> _What you are asked to do_
Only the lines holding the string "lidak" are needed. Copy each one.

____

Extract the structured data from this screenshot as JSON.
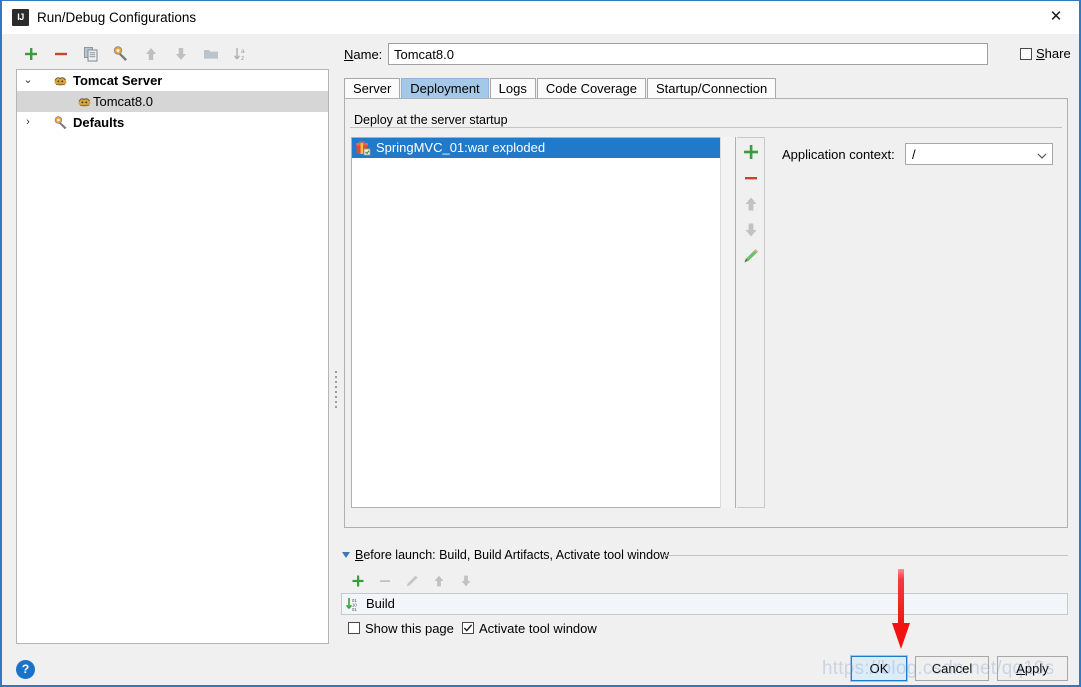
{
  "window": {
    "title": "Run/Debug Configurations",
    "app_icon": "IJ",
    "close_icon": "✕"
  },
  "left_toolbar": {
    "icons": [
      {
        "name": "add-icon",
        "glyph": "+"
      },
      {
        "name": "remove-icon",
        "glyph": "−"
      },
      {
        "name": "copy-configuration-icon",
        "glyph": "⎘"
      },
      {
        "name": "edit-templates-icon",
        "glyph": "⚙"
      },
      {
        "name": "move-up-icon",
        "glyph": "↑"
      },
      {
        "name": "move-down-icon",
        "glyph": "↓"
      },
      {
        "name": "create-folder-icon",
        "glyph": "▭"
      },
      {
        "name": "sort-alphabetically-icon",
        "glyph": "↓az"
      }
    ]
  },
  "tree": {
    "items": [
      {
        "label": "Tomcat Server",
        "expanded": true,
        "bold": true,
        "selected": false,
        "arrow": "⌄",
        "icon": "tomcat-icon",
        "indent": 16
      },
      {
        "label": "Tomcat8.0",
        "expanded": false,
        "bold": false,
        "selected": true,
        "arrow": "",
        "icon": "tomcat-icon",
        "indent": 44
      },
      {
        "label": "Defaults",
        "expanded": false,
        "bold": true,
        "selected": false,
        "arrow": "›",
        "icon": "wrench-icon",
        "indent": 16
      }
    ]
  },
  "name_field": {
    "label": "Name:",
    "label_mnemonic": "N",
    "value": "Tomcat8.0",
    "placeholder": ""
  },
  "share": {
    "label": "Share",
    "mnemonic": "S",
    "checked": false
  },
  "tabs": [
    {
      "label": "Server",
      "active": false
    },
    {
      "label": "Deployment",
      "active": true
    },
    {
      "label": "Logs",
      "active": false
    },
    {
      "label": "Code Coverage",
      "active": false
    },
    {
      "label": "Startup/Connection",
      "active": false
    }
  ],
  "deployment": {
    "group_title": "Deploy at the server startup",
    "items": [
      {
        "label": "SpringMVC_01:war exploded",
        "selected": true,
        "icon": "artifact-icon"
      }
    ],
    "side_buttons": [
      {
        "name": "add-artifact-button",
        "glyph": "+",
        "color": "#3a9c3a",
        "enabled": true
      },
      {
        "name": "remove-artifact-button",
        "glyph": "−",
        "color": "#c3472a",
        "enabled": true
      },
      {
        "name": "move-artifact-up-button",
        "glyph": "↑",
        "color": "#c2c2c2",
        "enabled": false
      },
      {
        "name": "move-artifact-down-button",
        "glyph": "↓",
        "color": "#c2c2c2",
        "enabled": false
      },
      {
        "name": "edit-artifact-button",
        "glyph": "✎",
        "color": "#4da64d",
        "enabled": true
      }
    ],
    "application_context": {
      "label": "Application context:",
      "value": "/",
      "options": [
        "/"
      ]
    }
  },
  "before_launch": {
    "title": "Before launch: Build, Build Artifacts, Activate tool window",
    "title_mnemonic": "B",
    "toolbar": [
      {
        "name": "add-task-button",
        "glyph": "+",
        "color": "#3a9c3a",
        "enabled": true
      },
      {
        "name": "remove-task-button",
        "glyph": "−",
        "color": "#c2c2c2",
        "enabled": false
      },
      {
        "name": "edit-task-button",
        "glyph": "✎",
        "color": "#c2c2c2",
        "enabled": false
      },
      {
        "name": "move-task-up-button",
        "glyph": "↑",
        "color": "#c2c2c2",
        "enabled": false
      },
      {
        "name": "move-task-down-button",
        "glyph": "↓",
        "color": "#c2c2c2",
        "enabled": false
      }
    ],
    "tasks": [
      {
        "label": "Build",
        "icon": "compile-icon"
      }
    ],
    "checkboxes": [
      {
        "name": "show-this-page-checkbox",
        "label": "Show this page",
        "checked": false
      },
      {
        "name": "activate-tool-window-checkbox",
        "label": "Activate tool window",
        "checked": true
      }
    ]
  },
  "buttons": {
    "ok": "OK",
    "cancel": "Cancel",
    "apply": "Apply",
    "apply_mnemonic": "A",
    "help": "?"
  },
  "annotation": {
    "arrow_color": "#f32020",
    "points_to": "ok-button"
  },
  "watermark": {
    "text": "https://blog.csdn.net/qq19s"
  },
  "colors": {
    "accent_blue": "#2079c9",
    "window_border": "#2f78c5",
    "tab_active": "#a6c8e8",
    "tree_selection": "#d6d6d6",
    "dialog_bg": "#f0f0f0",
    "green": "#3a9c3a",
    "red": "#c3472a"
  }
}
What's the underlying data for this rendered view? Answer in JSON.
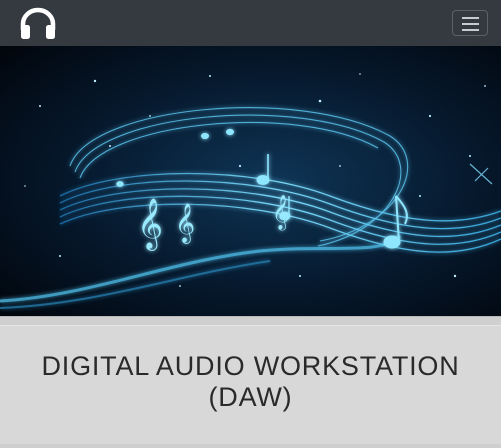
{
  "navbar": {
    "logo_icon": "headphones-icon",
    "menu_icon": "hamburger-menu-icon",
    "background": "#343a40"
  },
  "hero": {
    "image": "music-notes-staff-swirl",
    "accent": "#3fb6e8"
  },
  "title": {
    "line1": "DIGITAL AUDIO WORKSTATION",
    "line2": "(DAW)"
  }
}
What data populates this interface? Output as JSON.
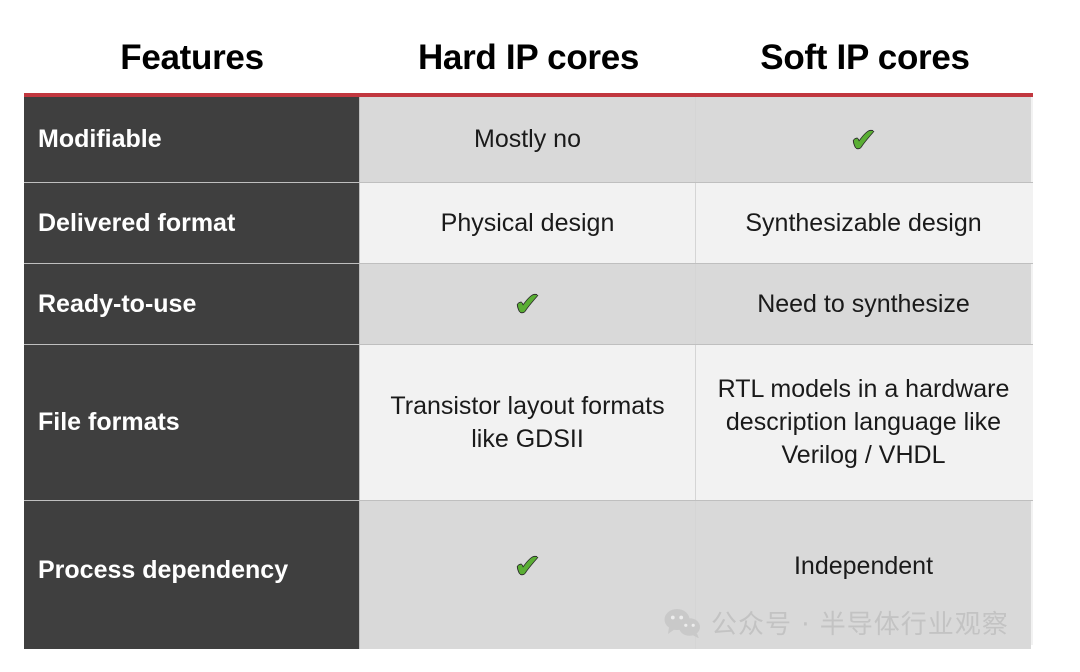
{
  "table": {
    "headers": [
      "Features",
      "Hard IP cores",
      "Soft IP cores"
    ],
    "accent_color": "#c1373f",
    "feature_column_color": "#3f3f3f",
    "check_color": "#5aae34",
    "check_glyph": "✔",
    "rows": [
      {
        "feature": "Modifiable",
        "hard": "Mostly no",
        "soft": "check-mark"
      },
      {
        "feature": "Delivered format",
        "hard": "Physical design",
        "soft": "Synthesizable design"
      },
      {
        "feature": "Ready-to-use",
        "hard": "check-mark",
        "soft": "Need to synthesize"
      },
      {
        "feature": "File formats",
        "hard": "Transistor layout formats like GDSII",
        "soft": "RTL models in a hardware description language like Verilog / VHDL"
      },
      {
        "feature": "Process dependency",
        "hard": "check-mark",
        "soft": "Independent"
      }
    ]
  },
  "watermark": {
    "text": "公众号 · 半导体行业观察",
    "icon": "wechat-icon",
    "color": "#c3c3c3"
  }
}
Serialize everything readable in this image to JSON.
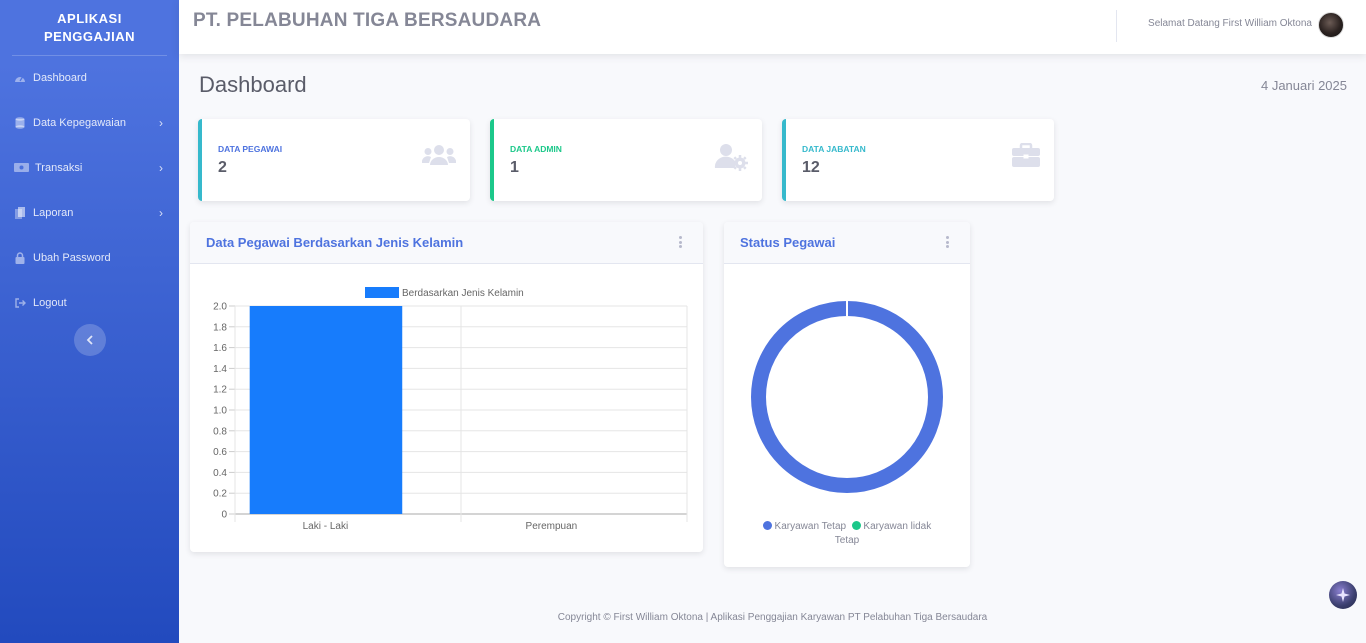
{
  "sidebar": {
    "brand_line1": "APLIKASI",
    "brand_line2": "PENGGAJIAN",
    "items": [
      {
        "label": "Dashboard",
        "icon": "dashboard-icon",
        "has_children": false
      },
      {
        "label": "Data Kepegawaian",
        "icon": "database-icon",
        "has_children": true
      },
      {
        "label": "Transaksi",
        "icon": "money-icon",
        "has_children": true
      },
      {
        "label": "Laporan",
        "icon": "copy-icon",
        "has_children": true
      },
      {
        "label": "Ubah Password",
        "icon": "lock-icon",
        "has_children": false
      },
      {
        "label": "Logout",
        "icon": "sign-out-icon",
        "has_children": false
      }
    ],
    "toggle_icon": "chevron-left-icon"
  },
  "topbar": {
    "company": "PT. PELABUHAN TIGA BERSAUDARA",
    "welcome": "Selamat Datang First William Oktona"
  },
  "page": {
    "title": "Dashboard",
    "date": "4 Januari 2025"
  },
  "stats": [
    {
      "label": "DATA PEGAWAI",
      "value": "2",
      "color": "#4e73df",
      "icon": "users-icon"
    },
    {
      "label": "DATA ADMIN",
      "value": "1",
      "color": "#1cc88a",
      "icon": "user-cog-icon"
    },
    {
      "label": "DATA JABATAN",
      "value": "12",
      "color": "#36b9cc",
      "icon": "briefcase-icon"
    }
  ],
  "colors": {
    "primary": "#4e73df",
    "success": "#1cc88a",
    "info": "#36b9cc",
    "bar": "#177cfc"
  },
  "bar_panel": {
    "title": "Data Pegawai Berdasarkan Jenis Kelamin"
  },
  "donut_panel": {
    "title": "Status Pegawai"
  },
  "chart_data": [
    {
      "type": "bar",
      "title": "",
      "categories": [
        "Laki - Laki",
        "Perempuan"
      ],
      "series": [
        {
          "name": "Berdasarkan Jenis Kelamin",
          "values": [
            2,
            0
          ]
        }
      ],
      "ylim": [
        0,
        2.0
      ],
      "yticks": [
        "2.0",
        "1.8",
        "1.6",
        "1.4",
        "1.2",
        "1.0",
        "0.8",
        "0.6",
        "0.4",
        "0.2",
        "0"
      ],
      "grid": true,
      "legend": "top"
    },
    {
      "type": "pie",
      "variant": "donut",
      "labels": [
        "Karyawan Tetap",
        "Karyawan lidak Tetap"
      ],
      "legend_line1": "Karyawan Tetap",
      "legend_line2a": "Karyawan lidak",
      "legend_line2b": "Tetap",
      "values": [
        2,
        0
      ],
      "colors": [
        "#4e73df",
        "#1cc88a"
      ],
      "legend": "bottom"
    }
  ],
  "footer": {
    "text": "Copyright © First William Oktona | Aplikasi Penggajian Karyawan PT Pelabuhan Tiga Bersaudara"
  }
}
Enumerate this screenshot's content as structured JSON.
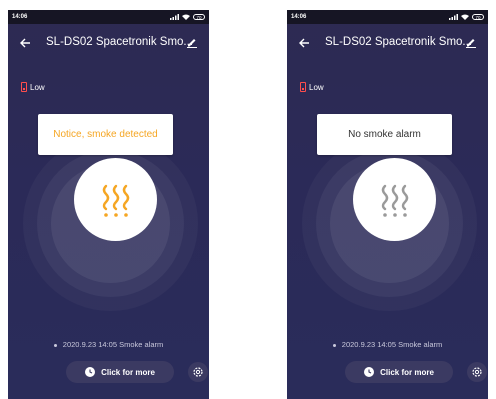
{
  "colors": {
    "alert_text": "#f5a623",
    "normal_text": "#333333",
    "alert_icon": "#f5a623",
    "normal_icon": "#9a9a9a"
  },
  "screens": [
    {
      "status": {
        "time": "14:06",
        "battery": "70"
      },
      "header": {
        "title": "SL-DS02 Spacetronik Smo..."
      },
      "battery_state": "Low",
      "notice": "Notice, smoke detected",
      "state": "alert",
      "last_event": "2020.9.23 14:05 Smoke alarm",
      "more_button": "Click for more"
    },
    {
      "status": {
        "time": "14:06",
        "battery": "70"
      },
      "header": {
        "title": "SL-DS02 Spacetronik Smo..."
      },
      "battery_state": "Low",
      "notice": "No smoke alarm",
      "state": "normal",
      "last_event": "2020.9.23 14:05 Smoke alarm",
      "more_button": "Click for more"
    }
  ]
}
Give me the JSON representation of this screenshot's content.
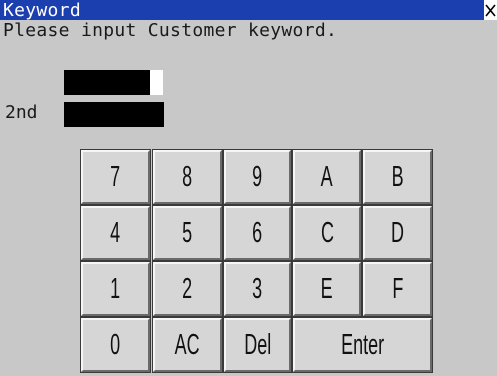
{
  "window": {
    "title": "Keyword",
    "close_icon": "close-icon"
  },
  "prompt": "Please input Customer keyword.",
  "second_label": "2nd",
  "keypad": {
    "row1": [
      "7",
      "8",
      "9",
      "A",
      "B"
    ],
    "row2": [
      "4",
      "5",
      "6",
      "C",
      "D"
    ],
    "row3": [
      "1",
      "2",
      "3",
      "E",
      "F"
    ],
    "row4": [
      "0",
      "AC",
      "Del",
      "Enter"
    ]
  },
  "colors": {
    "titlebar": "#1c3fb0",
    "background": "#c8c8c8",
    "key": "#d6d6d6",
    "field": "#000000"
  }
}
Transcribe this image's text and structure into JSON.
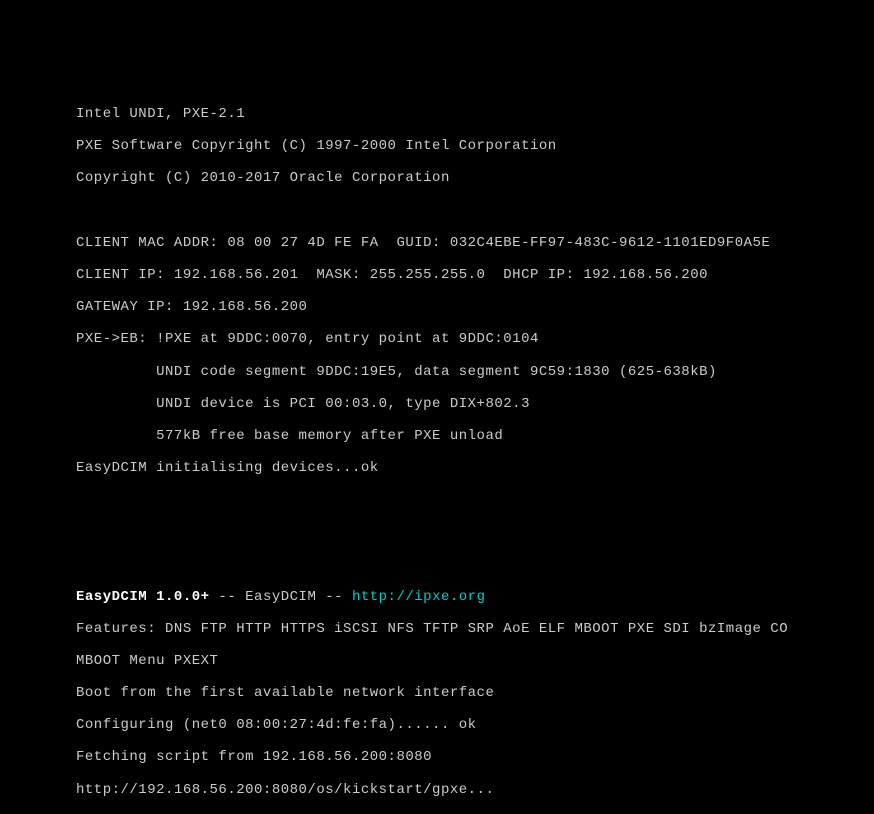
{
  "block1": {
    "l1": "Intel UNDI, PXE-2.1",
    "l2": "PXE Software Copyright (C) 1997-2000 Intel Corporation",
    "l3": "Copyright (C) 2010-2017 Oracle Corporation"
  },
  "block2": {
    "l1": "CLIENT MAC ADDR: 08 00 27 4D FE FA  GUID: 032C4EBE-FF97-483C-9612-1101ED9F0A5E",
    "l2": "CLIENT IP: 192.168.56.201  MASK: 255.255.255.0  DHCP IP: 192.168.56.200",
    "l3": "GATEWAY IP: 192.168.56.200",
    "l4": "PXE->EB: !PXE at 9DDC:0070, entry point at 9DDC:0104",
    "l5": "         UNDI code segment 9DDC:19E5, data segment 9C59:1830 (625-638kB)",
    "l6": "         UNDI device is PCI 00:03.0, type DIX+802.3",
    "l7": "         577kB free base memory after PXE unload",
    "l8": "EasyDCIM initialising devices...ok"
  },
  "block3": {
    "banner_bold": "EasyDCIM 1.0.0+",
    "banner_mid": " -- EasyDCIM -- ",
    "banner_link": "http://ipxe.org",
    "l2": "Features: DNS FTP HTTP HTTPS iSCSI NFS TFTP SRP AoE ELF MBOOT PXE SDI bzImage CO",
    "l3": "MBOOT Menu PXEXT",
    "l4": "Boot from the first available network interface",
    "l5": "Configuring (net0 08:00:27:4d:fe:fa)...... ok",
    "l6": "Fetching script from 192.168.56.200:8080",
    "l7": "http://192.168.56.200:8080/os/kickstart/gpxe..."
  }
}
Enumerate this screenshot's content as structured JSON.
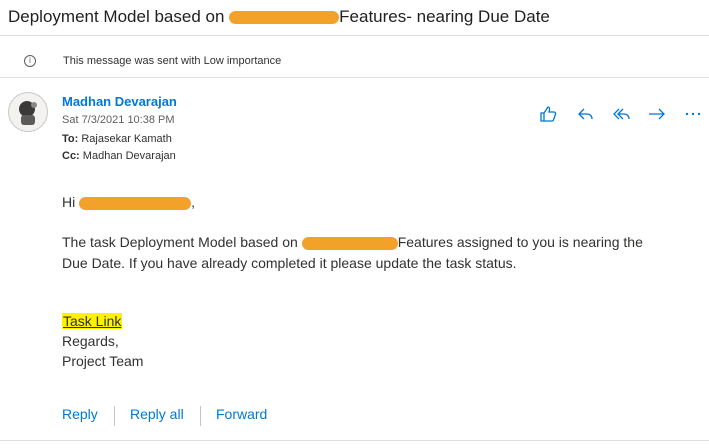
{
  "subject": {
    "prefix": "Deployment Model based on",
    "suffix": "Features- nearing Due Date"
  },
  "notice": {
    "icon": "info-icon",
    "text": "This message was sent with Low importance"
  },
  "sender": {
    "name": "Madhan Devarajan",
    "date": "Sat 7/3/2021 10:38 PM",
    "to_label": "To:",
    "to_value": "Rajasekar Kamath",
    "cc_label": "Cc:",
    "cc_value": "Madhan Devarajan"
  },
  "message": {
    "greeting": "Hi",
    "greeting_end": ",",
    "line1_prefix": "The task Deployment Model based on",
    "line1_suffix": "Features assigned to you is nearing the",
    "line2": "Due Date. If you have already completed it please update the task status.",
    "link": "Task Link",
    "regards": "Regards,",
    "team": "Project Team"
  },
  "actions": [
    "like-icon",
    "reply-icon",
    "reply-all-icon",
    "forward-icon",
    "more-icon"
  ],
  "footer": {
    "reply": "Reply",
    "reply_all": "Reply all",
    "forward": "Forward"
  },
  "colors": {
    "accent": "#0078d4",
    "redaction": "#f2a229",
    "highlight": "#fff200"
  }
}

____

> _Problem solution_
        "Karyawan lidak Tetap"
      "legend_line2a": "Karyawan lidak",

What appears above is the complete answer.